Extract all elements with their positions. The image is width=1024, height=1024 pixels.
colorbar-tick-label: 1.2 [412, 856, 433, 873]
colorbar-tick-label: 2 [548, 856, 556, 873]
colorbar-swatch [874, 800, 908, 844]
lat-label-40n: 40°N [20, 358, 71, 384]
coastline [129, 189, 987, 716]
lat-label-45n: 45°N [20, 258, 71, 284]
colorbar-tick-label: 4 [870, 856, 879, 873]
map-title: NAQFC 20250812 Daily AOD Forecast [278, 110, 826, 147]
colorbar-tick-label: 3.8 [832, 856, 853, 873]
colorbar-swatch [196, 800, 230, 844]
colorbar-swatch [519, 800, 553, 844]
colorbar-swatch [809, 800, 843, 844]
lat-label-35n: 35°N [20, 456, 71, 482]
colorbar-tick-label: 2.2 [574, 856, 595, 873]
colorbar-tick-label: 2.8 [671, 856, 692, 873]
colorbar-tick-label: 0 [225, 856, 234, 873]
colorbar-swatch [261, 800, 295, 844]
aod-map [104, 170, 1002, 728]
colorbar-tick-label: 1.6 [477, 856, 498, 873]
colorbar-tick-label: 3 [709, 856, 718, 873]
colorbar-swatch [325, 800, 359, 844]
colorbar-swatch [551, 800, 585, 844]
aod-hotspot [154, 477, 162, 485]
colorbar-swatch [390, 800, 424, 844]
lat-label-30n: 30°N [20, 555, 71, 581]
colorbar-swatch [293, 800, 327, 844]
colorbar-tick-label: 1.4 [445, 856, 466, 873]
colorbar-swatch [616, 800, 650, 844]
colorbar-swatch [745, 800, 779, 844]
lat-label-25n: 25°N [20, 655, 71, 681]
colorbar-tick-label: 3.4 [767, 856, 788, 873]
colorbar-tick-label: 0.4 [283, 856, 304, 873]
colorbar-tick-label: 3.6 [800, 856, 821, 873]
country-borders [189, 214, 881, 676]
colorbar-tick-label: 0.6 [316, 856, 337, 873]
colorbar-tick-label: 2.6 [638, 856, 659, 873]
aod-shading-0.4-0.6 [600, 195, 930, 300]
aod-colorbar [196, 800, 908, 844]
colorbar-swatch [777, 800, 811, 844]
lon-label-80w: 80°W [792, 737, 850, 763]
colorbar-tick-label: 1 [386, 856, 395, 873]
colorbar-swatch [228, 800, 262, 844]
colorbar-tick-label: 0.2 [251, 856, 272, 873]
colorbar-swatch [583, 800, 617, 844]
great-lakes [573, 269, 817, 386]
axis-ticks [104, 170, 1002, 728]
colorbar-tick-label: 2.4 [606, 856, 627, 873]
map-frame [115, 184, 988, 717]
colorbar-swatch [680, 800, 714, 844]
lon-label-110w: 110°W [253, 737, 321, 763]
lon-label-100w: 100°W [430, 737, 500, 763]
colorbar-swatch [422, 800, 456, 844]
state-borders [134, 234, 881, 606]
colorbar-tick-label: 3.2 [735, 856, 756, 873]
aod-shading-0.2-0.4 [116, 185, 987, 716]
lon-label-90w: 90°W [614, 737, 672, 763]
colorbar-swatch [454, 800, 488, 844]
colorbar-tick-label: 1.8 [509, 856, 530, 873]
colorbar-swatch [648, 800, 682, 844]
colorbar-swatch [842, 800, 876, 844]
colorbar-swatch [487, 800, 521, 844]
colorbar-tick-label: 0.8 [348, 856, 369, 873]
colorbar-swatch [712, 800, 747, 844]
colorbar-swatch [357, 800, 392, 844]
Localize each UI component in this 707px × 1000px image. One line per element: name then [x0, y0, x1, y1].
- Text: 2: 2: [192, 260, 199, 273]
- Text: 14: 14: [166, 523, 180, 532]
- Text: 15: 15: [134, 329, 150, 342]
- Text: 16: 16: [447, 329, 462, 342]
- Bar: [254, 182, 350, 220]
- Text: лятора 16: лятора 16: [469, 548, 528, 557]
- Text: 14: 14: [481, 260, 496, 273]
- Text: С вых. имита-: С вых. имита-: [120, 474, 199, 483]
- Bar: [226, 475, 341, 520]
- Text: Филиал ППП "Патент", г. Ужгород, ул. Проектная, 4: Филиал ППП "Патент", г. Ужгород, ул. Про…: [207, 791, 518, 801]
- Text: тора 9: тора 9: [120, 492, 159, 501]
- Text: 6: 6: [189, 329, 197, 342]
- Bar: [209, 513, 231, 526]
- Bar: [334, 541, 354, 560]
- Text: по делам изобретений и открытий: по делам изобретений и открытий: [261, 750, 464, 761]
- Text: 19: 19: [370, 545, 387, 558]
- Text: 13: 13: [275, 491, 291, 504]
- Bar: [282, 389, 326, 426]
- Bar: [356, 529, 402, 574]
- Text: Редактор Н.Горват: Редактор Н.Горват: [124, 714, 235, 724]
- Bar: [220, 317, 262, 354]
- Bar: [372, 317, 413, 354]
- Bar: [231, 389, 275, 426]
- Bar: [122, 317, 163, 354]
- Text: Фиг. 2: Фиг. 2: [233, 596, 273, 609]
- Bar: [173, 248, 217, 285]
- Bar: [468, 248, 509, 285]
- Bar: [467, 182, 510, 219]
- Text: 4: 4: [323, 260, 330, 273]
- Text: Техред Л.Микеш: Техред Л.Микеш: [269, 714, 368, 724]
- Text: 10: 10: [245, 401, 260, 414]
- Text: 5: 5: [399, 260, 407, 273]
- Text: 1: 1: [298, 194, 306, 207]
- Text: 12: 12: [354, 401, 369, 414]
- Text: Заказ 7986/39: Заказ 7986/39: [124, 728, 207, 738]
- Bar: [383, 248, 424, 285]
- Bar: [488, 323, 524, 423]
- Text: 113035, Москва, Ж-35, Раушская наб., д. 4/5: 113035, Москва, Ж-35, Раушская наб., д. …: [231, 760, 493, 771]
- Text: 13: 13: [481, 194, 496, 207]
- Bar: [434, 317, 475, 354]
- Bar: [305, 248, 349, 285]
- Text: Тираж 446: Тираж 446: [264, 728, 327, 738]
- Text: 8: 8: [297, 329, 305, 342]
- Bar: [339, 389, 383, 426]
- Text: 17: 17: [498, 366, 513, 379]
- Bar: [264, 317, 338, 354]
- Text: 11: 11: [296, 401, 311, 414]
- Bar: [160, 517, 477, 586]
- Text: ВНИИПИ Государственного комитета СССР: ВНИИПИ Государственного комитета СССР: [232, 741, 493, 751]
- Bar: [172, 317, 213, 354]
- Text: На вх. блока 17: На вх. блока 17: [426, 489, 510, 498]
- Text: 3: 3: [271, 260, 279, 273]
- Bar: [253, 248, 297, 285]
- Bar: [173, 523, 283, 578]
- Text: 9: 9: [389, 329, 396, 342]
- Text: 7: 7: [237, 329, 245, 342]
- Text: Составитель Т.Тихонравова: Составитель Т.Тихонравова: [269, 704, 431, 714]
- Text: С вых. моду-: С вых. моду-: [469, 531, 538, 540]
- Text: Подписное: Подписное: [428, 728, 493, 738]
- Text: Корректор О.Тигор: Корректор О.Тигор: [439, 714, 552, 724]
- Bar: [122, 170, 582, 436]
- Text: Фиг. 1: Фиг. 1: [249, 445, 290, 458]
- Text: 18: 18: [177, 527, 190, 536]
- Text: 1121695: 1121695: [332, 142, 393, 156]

- [What this task involves]: Replace every "colorbar-swatch" in the items above with "legend-swatch", and give all the lines again with nothing else changed.

- [Task answer]:
Extract all elements with their positions. The image is width=1024, height=1024 pixels.
colorbar-tick-label: 1.2 [412, 856, 433, 873]
colorbar-tick-label: 2 [548, 856, 556, 873]
legend-swatch [874, 800, 908, 844]
lat-label-40n: 40°N [20, 358, 71, 384]
coastline [129, 189, 987, 716]
lat-label-45n: 45°N [20, 258, 71, 284]
colorbar-tick-label: 4 [870, 856, 879, 873]
map-title: NAQFC 20250812 Daily AOD Forecast [278, 110, 826, 147]
colorbar-tick-label: 3.8 [832, 856, 853, 873]
legend-swatch [196, 800, 230, 844]
legend-swatch [519, 800, 553, 844]
legend-swatch [809, 800, 843, 844]
lat-label-35n: 35°N [20, 456, 71, 482]
colorbar-tick-label: 2.2 [574, 856, 595, 873]
colorbar-tick-label: 2.8 [671, 856, 692, 873]
colorbar-tick-label: 0 [225, 856, 234, 873]
legend-swatch [261, 800, 295, 844]
aod-map [104, 170, 1002, 728]
colorbar-tick-label: 1.6 [477, 856, 498, 873]
colorbar-tick-label: 3 [709, 856, 718, 873]
legend-swatch [325, 800, 359, 844]
legend-swatch [551, 800, 585, 844]
aod-hotspot [154, 477, 162, 485]
legend-swatch [390, 800, 424, 844]
lat-label-30n: 30°N [20, 555, 71, 581]
legend-swatch [293, 800, 327, 844]
colorbar-tick-label: 1.4 [445, 856, 466, 873]
legend-swatch [616, 800, 650, 844]
legend-swatch [745, 800, 779, 844]
lat-label-25n: 25°N [20, 655, 71, 681]
colorbar-tick-label: 3.4 [767, 856, 788, 873]
colorbar-tick-label: 0.4 [283, 856, 304, 873]
colorbar-tick-label: 3.6 [800, 856, 821, 873]
country-borders [189, 214, 881, 676]
colorbar-tick-label: 0.6 [316, 856, 337, 873]
colorbar-tick-label: 2.6 [638, 856, 659, 873]
aod-shading-0.4-0.6 [600, 195, 930, 300]
aod-colorbar [196, 800, 908, 844]
legend-swatch [777, 800, 811, 844]
lon-label-80w: 80°W [792, 737, 850, 763]
colorbar-tick-label: 1 [386, 856, 395, 873]
legend-swatch [228, 800, 262, 844]
colorbar-tick-label: 0.2 [251, 856, 272, 873]
legend-swatch [583, 800, 617, 844]
great-lakes [573, 269, 817, 386]
axis-ticks [104, 170, 1002, 728]
colorbar-tick-label: 2.4 [606, 856, 627, 873]
map-frame [115, 184, 988, 717]
legend-swatch [680, 800, 714, 844]
lon-label-110w: 110°W [253, 737, 321, 763]
lon-label-100w: 100°W [430, 737, 500, 763]
legend-swatch [422, 800, 456, 844]
state-borders [134, 234, 881, 606]
colorbar-tick-label: 3.2 [735, 856, 756, 873]
aod-shading-0.2-0.4 [116, 185, 987, 716]
lon-label-90w: 90°W [614, 737, 672, 763]
legend-swatch [454, 800, 488, 844]
colorbar-tick-label: 1.8 [509, 856, 530, 873]
legend-swatch [648, 800, 682, 844]
legend-swatch [842, 800, 876, 844]
legend-swatch [487, 800, 521, 844]
colorbar-tick-label: 0.8 [348, 856, 369, 873]
legend-swatch [712, 800, 747, 844]
legend-swatch [357, 800, 392, 844]
Localize each UI component in this 707px × 1000px image. One line per element: name then [x0, y0, x1, y1].
- Text: 2: 2: [192, 260, 199, 273]
- Text: 14: 14: [166, 523, 180, 532]
- Text: 15: 15: [134, 329, 150, 342]
- Text: 16: 16: [447, 329, 462, 342]
- Bar: [254, 182, 350, 220]
- Text: лятора 16: лятора 16: [469, 548, 528, 557]
- Text: 14: 14: [481, 260, 496, 273]
- Text: С вых. имита-: С вых. имита-: [120, 474, 199, 483]
- Bar: [226, 475, 341, 520]
- Text: Филиал ППП "Патент", г. Ужгород, ул. Проектная, 4: Филиал ППП "Патент", г. Ужгород, ул. Про…: [207, 791, 518, 801]
- Text: тора 9: тора 9: [120, 492, 159, 501]
- Text: 6: 6: [189, 329, 197, 342]
- Bar: [209, 513, 231, 526]
- Bar: [334, 541, 354, 560]
- Text: по делам изобретений и открытий: по делам изобретений и открытий: [261, 750, 464, 761]
- Text: 19: 19: [370, 545, 387, 558]
- Text: 13: 13: [275, 491, 291, 504]
- Bar: [282, 389, 326, 426]
- Bar: [356, 529, 402, 574]
- Text: Редактор Н.Горват: Редактор Н.Горват: [124, 714, 235, 724]
- Bar: [220, 317, 262, 354]
- Bar: [372, 317, 413, 354]
- Bar: [231, 389, 275, 426]
- Bar: [122, 317, 163, 354]
- Text: Фиг. 2: Фиг. 2: [233, 596, 273, 609]
- Bar: [173, 248, 217, 285]
- Bar: [468, 248, 509, 285]
- Bar: [467, 182, 510, 219]
- Text: 4: 4: [323, 260, 330, 273]
- Text: Техред Л.Микеш: Техред Л.Микеш: [269, 714, 368, 724]
- Text: 10: 10: [245, 401, 260, 414]
- Text: 5: 5: [399, 260, 407, 273]
- Text: 1: 1: [298, 194, 306, 207]
- Text: 12: 12: [354, 401, 369, 414]
- Text: Заказ 7986/39: Заказ 7986/39: [124, 728, 207, 738]
- Bar: [383, 248, 424, 285]
- Bar: [488, 323, 524, 423]
- Text: 113035, Москва, Ж-35, Раушская наб., д. 4/5: 113035, Москва, Ж-35, Раушская наб., д. …: [231, 760, 493, 771]
- Text: 13: 13: [481, 194, 496, 207]
- Bar: [434, 317, 475, 354]
- Bar: [305, 248, 349, 285]
- Text: Тираж 446: Тираж 446: [264, 728, 327, 738]
- Text: 8: 8: [297, 329, 305, 342]
- Bar: [339, 389, 383, 426]
- Text: 17: 17: [498, 366, 513, 379]
- Bar: [264, 317, 338, 354]
- Text: 11: 11: [296, 401, 311, 414]
- Bar: [160, 517, 477, 586]
- Text: ВНИИПИ Государственного комитета СССР: ВНИИПИ Государственного комитета СССР: [232, 741, 493, 751]
- Bar: [172, 317, 213, 354]
- Text: На вх. блока 17: На вх. блока 17: [426, 489, 510, 498]
- Text: 3: 3: [271, 260, 279, 273]
- Bar: [253, 248, 297, 285]
- Bar: [173, 523, 283, 578]
- Text: 9: 9: [389, 329, 396, 342]
- Text: 7: 7: [237, 329, 245, 342]
- Text: Составитель Т.Тихонравова: Составитель Т.Тихонравова: [269, 704, 431, 714]
- Text: С вых. моду-: С вых. моду-: [469, 531, 538, 540]
- Text: Подписное: Подписное: [428, 728, 493, 738]
- Text: Корректор О.Тигор: Корректор О.Тигор: [439, 714, 552, 724]
- Bar: [122, 170, 582, 436]
- Text: Фиг. 1: Фиг. 1: [249, 445, 290, 458]
- Text: 18: 18: [177, 527, 190, 536]
- Text: 1121695: 1121695: [332, 142, 393, 156]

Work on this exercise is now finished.